## INSTRUCTIONS FOR THE TASK
Filter out everything except lines holding "JSON".
----- AVAILABLE DATA -----
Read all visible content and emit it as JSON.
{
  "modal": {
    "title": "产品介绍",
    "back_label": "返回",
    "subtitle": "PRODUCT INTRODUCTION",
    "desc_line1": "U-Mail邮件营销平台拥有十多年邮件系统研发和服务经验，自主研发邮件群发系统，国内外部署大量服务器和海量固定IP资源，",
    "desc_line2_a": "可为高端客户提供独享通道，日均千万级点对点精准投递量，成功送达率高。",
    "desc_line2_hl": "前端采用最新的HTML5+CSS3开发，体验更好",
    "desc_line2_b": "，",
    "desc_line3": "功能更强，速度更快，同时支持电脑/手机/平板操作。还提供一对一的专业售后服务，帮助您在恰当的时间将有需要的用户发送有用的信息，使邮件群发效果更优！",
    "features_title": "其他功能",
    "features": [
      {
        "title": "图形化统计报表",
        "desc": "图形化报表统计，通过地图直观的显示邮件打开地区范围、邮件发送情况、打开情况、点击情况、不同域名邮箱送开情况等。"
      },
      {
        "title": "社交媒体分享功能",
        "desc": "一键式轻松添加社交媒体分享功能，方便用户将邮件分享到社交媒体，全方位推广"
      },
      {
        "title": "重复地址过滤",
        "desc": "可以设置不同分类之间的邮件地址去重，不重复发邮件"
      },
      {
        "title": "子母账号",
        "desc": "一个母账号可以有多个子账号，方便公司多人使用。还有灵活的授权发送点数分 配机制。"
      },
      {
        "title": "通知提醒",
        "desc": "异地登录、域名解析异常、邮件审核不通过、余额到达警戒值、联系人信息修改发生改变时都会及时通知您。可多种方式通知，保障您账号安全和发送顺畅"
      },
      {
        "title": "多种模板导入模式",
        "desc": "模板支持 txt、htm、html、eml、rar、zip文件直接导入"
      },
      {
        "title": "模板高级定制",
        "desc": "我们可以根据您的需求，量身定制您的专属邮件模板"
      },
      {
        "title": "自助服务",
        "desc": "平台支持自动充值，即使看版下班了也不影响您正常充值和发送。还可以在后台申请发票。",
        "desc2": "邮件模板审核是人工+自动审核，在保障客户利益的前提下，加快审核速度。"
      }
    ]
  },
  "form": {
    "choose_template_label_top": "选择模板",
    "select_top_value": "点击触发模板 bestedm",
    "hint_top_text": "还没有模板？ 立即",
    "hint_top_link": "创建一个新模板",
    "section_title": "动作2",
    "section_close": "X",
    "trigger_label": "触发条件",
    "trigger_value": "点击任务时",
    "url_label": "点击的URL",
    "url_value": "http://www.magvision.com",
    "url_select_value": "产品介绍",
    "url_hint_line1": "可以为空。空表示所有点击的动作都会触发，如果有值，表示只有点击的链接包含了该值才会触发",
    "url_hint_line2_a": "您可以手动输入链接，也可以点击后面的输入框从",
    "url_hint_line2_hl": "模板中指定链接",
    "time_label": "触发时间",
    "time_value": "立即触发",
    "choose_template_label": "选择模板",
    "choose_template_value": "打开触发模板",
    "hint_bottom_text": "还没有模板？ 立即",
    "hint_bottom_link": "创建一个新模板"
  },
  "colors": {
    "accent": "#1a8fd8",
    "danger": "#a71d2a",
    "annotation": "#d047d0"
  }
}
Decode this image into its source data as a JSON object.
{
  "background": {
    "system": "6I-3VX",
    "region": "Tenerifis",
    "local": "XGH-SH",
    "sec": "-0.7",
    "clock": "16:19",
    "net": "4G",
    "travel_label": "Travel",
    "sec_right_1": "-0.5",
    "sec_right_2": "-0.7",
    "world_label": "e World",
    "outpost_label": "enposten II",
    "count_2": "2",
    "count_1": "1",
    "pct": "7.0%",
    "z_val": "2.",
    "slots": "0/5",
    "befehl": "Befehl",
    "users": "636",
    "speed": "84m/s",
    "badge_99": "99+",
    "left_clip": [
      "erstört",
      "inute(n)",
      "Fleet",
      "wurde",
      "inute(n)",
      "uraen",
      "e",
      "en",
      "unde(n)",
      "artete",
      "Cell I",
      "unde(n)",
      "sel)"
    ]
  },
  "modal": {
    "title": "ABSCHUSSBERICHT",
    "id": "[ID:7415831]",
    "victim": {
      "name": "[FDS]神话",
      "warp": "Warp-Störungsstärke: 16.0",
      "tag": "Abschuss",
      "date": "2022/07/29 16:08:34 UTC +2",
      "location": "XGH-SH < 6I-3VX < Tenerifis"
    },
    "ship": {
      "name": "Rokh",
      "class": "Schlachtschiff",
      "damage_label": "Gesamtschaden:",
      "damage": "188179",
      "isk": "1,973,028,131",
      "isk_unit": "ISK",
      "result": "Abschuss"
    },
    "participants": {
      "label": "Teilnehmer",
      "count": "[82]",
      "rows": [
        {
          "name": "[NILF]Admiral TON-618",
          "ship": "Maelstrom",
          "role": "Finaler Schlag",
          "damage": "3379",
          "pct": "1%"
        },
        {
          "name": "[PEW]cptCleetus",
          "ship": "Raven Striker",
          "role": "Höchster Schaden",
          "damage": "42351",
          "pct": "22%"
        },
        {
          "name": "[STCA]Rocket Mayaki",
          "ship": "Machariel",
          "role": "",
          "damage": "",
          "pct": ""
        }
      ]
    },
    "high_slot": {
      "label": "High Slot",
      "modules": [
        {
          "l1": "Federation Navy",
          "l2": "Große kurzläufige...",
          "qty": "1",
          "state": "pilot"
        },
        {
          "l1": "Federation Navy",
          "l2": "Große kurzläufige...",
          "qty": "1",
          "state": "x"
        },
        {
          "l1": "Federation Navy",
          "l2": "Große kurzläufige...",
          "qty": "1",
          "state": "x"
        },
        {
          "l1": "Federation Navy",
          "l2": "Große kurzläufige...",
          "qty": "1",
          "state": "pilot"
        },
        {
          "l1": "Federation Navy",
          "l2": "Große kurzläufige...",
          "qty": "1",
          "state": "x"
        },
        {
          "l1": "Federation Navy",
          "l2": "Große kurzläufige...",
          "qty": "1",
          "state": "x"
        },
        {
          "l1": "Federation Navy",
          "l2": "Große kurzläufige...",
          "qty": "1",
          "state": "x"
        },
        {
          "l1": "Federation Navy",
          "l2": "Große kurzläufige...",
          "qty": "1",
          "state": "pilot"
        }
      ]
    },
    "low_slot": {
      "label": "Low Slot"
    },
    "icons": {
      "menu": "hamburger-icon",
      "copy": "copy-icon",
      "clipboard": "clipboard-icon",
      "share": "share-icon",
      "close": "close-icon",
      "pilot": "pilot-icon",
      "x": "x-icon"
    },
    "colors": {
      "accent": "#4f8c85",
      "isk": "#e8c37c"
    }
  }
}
-----
## ANSWER TO THE EXERCISE
Read all visible content and emit it as JSON.
Decode this image into its source data as a JSON object.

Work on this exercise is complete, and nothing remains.